#### Exercise materials:
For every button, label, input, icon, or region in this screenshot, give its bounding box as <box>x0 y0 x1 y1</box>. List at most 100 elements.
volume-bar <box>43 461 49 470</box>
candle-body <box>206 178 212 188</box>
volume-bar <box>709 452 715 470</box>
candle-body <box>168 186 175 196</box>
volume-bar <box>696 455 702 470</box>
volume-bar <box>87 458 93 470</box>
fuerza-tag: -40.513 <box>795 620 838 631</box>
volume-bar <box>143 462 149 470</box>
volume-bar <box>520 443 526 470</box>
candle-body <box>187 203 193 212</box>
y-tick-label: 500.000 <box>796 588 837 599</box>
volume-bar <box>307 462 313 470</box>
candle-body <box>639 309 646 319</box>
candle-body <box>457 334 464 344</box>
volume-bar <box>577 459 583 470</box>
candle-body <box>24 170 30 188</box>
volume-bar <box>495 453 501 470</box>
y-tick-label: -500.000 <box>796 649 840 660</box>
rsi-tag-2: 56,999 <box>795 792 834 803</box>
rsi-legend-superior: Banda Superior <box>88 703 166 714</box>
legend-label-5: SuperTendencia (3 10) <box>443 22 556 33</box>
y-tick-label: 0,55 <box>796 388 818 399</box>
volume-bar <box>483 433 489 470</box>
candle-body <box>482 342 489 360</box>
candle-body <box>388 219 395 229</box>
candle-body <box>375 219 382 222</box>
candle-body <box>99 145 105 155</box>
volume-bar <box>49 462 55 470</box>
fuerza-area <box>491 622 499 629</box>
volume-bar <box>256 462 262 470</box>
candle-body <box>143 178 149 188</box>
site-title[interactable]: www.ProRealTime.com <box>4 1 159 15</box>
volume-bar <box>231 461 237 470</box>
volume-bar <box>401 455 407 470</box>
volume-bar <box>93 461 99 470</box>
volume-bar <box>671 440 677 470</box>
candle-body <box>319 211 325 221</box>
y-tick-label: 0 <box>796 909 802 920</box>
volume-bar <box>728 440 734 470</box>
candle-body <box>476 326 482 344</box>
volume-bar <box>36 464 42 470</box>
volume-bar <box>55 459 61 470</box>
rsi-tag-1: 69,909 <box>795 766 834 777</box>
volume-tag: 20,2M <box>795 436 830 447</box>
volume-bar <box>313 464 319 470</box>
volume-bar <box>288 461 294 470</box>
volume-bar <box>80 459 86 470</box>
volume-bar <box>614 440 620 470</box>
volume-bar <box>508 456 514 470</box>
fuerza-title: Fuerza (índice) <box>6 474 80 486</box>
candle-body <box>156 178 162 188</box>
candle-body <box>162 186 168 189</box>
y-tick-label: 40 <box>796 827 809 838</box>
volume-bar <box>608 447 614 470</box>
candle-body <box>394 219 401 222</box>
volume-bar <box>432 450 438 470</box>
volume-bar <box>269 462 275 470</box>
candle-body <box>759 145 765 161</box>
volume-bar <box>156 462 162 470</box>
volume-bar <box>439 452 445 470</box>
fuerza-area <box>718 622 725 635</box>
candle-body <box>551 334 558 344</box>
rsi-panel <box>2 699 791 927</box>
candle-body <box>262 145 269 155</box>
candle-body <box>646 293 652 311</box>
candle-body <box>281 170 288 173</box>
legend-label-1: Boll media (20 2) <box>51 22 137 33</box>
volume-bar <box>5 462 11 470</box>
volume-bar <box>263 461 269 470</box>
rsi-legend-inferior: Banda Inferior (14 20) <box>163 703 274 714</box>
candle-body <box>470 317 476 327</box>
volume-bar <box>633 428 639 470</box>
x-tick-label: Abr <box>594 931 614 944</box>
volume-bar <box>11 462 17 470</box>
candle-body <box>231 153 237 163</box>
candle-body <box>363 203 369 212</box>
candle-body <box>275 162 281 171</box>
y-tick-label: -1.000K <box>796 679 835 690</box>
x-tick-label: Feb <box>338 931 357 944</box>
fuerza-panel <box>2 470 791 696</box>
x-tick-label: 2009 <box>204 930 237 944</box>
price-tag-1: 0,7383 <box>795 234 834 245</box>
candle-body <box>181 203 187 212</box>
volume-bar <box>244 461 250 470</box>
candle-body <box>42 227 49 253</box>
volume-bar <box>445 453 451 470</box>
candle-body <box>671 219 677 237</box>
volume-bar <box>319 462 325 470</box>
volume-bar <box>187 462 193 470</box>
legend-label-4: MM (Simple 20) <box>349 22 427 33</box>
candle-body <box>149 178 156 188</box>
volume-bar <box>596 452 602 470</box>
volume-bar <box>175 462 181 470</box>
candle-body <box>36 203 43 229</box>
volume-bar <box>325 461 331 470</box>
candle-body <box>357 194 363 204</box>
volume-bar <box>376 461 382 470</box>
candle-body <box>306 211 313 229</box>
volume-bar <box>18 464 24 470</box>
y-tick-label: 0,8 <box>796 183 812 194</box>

#### Task description:
Rewrite all the lines above, changing each "candle-body" to "candle" and leaving everything else as it is.

#### Worked answer:
For every button, label, input, icon, or region in this screenshot, give its bounding box as <box>x0 y0 x1 y1</box>. List at most 100 elements.
volume-bar <box>43 461 49 470</box>
candle <box>206 178 212 188</box>
volume-bar <box>709 452 715 470</box>
candle <box>168 186 175 196</box>
volume-bar <box>696 455 702 470</box>
volume-bar <box>87 458 93 470</box>
fuerza-tag: -40.513 <box>795 620 838 631</box>
volume-bar <box>143 462 149 470</box>
volume-bar <box>520 443 526 470</box>
candle <box>187 203 193 212</box>
y-tick-label: 500.000 <box>796 588 837 599</box>
volume-bar <box>307 462 313 470</box>
candle <box>639 309 646 319</box>
candle <box>457 334 464 344</box>
volume-bar <box>577 459 583 470</box>
candle <box>24 170 30 188</box>
volume-bar <box>495 453 501 470</box>
y-tick-label: -500.000 <box>796 649 840 660</box>
rsi-tag-2: 56,999 <box>795 792 834 803</box>
rsi-legend-superior: Banda Superior <box>88 703 166 714</box>
legend-label-5: SuperTendencia (3 10) <box>443 22 556 33</box>
y-tick-label: 0,55 <box>796 388 818 399</box>
volume-bar <box>483 433 489 470</box>
candle <box>482 342 489 360</box>
candle <box>388 219 395 229</box>
candle <box>375 219 382 222</box>
candle <box>99 145 105 155</box>
volume-bar <box>49 462 55 470</box>
fuerza-area <box>491 622 499 629</box>
volume-bar <box>256 462 262 470</box>
candle <box>143 178 149 188</box>
site-title[interactable]: www.ProRealTime.com <box>4 1 159 15</box>
volume-bar <box>231 461 237 470</box>
volume-bar <box>401 455 407 470</box>
volume-bar <box>93 461 99 470</box>
volume-bar <box>671 440 677 470</box>
candle <box>319 211 325 221</box>
y-tick-label: 0 <box>796 909 802 920</box>
volume-bar <box>728 440 734 470</box>
candle <box>476 326 482 344</box>
volume-bar <box>36 464 42 470</box>
volume-bar <box>55 459 61 470</box>
rsi-tag-1: 69,909 <box>795 766 834 777</box>
volume-tag: 20,2M <box>795 436 830 447</box>
volume-bar <box>313 464 319 470</box>
volume-bar <box>288 461 294 470</box>
volume-bar <box>80 459 86 470</box>
volume-bar <box>614 440 620 470</box>
volume-bar <box>508 456 514 470</box>
fuerza-title: Fuerza (índice) <box>6 474 80 486</box>
candle <box>156 178 162 188</box>
candle <box>162 186 168 189</box>
y-tick-label: 40 <box>796 827 809 838</box>
volume-bar <box>608 447 614 470</box>
candle <box>394 219 401 222</box>
volume-bar <box>432 450 438 470</box>
volume-bar <box>269 462 275 470</box>
candle <box>759 145 765 161</box>
volume-bar <box>156 462 162 470</box>
volume-bar <box>439 452 445 470</box>
fuerza-area <box>718 622 725 635</box>
candle <box>551 334 558 344</box>
rsi-panel <box>2 699 791 927</box>
candle <box>262 145 269 155</box>
candle <box>646 293 652 311</box>
candle <box>281 170 288 173</box>
legend-label-1: Boll media (20 2) <box>51 22 137 33</box>
volume-bar <box>5 462 11 470</box>
volume-bar <box>263 461 269 470</box>
rsi-legend-inferior: Banda Inferior (14 20) <box>163 703 274 714</box>
candle <box>470 317 476 327</box>
volume-bar <box>633 428 639 470</box>
x-tick-label: Abr <box>594 931 614 944</box>
volume-bar <box>11 462 17 470</box>
candle <box>231 153 237 163</box>
candle <box>363 203 369 212</box>
candle <box>275 162 281 171</box>
y-tick-label: -1.000K <box>796 679 835 690</box>
x-tick-label: Feb <box>338 931 357 944</box>
fuerza-panel <box>2 470 791 696</box>
x-tick-label: 2009 <box>204 930 237 944</box>
price-tag-1: 0,7383 <box>795 234 834 245</box>
candle <box>181 203 187 212</box>
volume-bar <box>244 461 250 470</box>
candle <box>42 227 49 253</box>
volume-bar <box>445 453 451 470</box>
candle <box>671 219 677 237</box>
volume-bar <box>319 462 325 470</box>
volume-bar <box>187 462 193 470</box>
legend-label-4: MM (Simple 20) <box>349 22 427 33</box>
candle <box>149 178 156 188</box>
volume-bar <box>596 452 602 470</box>
volume-bar <box>175 462 181 470</box>
candle <box>36 203 43 229</box>
volume-bar <box>325 461 331 470</box>
candle <box>357 194 363 204</box>
volume-bar <box>376 461 382 470</box>
candle <box>306 211 313 229</box>
volume-bar <box>18 464 24 470</box>
y-tick-label: 0,8 <box>796 183 812 194</box>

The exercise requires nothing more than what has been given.